YOUR OBJECTIVE: Write out each line beneath this one exactly as it reads.

━━━ MATERIAL PROVIDED

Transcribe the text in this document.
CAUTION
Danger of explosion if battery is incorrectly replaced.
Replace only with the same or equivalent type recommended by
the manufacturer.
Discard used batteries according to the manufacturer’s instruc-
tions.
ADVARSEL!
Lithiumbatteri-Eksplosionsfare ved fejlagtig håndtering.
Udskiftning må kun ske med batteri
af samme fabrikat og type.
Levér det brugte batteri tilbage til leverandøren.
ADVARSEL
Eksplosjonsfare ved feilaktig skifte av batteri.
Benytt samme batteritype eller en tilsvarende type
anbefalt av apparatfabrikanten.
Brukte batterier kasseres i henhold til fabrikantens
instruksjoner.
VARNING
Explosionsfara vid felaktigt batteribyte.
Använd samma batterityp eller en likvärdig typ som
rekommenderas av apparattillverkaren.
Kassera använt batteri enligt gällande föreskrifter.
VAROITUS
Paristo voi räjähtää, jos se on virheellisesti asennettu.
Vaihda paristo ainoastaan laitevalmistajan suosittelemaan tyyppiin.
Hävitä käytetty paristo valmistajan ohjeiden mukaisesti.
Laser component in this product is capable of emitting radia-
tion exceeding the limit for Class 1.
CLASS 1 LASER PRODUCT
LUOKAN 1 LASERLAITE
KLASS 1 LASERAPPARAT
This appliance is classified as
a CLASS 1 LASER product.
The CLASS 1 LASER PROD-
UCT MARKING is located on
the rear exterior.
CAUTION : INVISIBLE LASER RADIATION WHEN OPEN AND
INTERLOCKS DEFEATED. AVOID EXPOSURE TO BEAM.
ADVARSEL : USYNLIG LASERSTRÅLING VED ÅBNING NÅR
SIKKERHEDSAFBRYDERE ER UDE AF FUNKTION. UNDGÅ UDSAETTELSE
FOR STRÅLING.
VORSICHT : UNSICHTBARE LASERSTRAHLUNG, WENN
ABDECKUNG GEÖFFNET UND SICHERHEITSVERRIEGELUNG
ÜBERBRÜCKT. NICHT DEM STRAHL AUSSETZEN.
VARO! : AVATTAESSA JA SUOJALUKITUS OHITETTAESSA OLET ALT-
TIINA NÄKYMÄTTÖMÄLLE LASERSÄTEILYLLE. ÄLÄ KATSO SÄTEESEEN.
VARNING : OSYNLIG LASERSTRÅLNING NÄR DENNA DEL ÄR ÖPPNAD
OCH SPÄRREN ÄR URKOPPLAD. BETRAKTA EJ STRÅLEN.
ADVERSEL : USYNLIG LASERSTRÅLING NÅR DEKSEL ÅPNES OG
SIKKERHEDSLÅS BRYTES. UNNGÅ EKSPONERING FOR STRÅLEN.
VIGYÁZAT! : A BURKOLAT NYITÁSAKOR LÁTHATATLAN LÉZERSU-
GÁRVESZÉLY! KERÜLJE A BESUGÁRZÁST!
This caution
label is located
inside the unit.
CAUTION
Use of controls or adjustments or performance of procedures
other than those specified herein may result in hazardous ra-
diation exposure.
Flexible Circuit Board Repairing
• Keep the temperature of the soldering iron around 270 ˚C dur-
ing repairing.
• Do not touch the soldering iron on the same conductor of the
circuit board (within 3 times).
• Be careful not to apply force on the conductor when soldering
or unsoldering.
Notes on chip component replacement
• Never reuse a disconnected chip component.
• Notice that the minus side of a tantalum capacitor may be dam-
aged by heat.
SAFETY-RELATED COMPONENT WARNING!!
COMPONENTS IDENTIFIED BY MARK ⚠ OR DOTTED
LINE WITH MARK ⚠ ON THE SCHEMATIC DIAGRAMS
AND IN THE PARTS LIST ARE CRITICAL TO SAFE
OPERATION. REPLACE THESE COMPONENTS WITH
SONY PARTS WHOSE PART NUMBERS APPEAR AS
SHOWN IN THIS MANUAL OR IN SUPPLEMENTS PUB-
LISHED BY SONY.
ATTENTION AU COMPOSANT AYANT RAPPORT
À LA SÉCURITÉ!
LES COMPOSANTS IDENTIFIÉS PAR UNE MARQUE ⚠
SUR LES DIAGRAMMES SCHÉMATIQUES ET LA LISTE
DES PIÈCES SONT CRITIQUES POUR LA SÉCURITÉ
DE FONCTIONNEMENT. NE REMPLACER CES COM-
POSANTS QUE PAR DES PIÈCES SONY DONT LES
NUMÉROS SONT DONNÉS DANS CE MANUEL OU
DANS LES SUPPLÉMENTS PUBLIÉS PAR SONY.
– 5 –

━━━━━━

FINISHED TASK:
Transcribe the text in this document.
CAUTION
Danger of explosion if battery is incorrectly replaced.
Replace only with the same or equivalent type recommended by
the manufacturer.
Discard used batteries according to the manufacturer’s instruc-
tions.
ADVARSEL!
Lithiumbatteri-Eksplosionsfare ved fejlagtig håndtering.
Udskiftning må kun ske med batteri
af samme fabrikat og type.
Levér det brugte batteri tilbage til leverandøren.
ADVARSEL
Eksplosjonsfare ved feilaktig skifte av batteri.
Benytt samme batteritype eller en tilsvarende type
anbefalt av apparatfabrikanten.
Brukte batterier kasseres i henhold til fabrikantens
instruksjoner.
VARNING
Explosionsfara vid felaktigt batteribyte.
Använd samma batterityp eller en likvärdig typ som
rekommenderas av apparattillverkaren.
Kassera använt batteri enligt gällande föreskrifter.
VAROITUS
Paristo voi räjähtää, jos se on virheellisesti asennettu.
Vaihda paristo ainoastaan laitevalmistajan suosittelemaan tyyppiin.
Hävitä käytetty paristo valmistajan ohjeiden mukaisesti.
Laser component in this product is capable of emitting radia-
tion exceeding the limit for Class 1.
CLASS 1 LASER PRODUCT
LUOKAN 1 LASERLAITE
KLASS 1 LASERAPPARAT
This appliance is classified as
a CLASS 1 LASER product.
The CLASS 1 LASER PROD-
UCT MARKING is located on
the rear exterior.
CAUTION : INVISIBLE LASER RADIATION WHEN OPEN AND
INTERLOCKS DEFEATED. AVOID EXPOSURE TO BEAM.
ADVARSEL : USYNLIG LASERSTRÅLING VED ÅBNING NÅR
SIKKERHEDSAFBRYDERE ER UDE AF FUNKTION. UNDGÅ UDSAETTELSE
FOR STRÅLING.
VORSICHT : UNSICHTBARE LASERSTRAHLUNG, WENN
ABDECKUNG GEÖFFNET UND SICHERHEITSVERRIEGELUNG
ÜBERBRÜCKT. NICHT DEM STRAHL AUSSETZEN.
VARO! : AVATTAESSA JA SUOJALUKITUS OHITETTAESSA OLET ALT-
TIINA NÄKYMÄTTÖMÄLLE LASERSÄTEILYLLE. ÄLÄ KATSO SÄTEESEEN.
VARNING : OSYNLIG LASERSTRÅLNING NÄR DENNA DEL ÄR ÖPPNAD
OCH SPÄRREN ÄR URKOPPLAD. BETRAKTA EJ STRÅLEN.
ADVERSEL : USYNLIG LASERSTRÅLING NÅR DEKSEL ÅPNES OG
SIKKERHEDSLÅS BRYTES. UNNGÅ EKSPONERING FOR STRÅLEN.
VIGYÁZAT! : A BURKOLAT NYITÁSAKOR LÁTHATATLAN LÉZERSU-
GÁRVESZÉLY! KERÜLJE A BESUGÁRZÁST!
This caution
label is located
inside the unit.
CAUTION
Use of controls or adjustments or performance of procedures
other than those specified herein may result in hazardous ra-
diation exposure.
Flexible Circuit Board Repairing
• Keep the temperature of the soldering iron around 270 ˚C dur-
ing repairing.
• Do not touch the soldering iron on the same conductor of the
circuit board (within 3 times).
• Be careful not to apply force on the conductor when soldering
or unsoldering.
Notes on chip component replacement
• Never reuse a disconnected chip component.
• Notice that the minus side of a tantalum capacitor may be dam-
aged by heat.
SAFETY-RELATED COMPONENT WARNING!!
COMPONENTS IDENTIFIED BY MARK ⚠ OR DOTTED
LINE WITH MARK ⚠ ON THE SCHEMATIC DIAGRAMS
AND IN THE PARTS LIST ARE CRITICAL TO SAFE
OPERATION. REPLACE THESE COMPONENTS WITH
SONY PARTS WHOSE PART NUMBERS APPEAR AS
SHOWN IN THIS MANUAL OR IN SUPPLEMENTS PUB-
LISHED BY SONY.
ATTENTION AU COMPOSANT AYANT RAPPORT
À LA SÉCURITÉ!
LES COMPOSANTS IDENTIFIÉS PAR UNE MARQUE ⚠
SUR LES DIAGRAMMES SCHÉMATIQUES ET LA LISTE
DES PIÈCES SONT CRITIQUES POUR LA SÉCURITÉ
DE FONCTIONNEMENT. NE REMPLACER CES COM-
POSANTS QUE PAR DES PIÈCES SONY DONT LES
NUMÉROS SONT DONNÉS DANS CE MANUEL OU
DANS LES SUPPLÉMENTS PUBLIÉS PAR SONY.
– 5 –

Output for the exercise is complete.